JOB: Quote the data below in full, please, without altering anything.

EXERCISE MATERIAL:
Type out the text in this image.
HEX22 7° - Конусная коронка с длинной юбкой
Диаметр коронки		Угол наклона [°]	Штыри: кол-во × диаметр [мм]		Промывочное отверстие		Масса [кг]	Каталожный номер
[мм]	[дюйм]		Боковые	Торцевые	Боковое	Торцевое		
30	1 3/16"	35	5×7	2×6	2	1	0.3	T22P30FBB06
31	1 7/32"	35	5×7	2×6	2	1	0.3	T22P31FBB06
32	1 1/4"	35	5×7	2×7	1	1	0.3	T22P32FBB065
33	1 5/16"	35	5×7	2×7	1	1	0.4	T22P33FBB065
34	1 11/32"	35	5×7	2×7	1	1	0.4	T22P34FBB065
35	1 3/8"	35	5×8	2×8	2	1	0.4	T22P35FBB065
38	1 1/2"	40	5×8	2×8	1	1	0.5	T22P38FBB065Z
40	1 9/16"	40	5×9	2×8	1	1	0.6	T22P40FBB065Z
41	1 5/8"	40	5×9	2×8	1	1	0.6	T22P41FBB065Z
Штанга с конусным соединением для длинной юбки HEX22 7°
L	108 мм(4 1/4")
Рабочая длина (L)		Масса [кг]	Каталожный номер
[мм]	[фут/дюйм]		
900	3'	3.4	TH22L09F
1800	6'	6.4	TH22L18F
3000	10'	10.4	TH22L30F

SOLUTION BELOW:
Type out the text in this image.
HEX22 7° - Конусная коронка с длинной юбкой
Диаметр коронки		Угол наклона [°]	Штыри: кол-во × диаметр [мм]		Промывочное отверстие		Масса [кг]	Каталожный номер
[мм]	[дюйм]		Боковые	Торцевые	Боковое	Торцевое		
30	1 3/16"	35	5×7	2×6	2	1	0.3	T22P30FBB06
31	1 7/32"	35	5×7	2×6	2	1	0.3	T22P31FBB06
32	1 1/4"	35	5×7	2×7	1	1	0.3	T22P32FBB065
33	1 5/16"	35	5×7	2×7	1	1	0.4	T22P33FBB065
34	1 11/32"	35	5×7	2×7	1	1	0.4	T22P34FBB065
35	1 3/8"	35	5×8	2×8	2	1	0.4	T22P35FBB065
38	1 1/2"	40	5×8	2×8	1	1	0.5	T22P38FBB065Z
40	1 9/16"	40	5×9	2×8	1	1	0.6	T22P40FBB065Z
41	1 5/8"	40	5×9	2×8	1	1	0.6	T22P41FBB065Z
Штанга с конусным соединением для длинной юбки HEX22 7°
L	108 мм(4 1/4")
Рабочая длина (L)		Масса [кг]	Каталожный номер
[мм]	[фут/дюйм]		
900	3'	3.4	TH22L09F
1800	6'	6.4	TH22L18F
3000	10'	10.4	TH22L30F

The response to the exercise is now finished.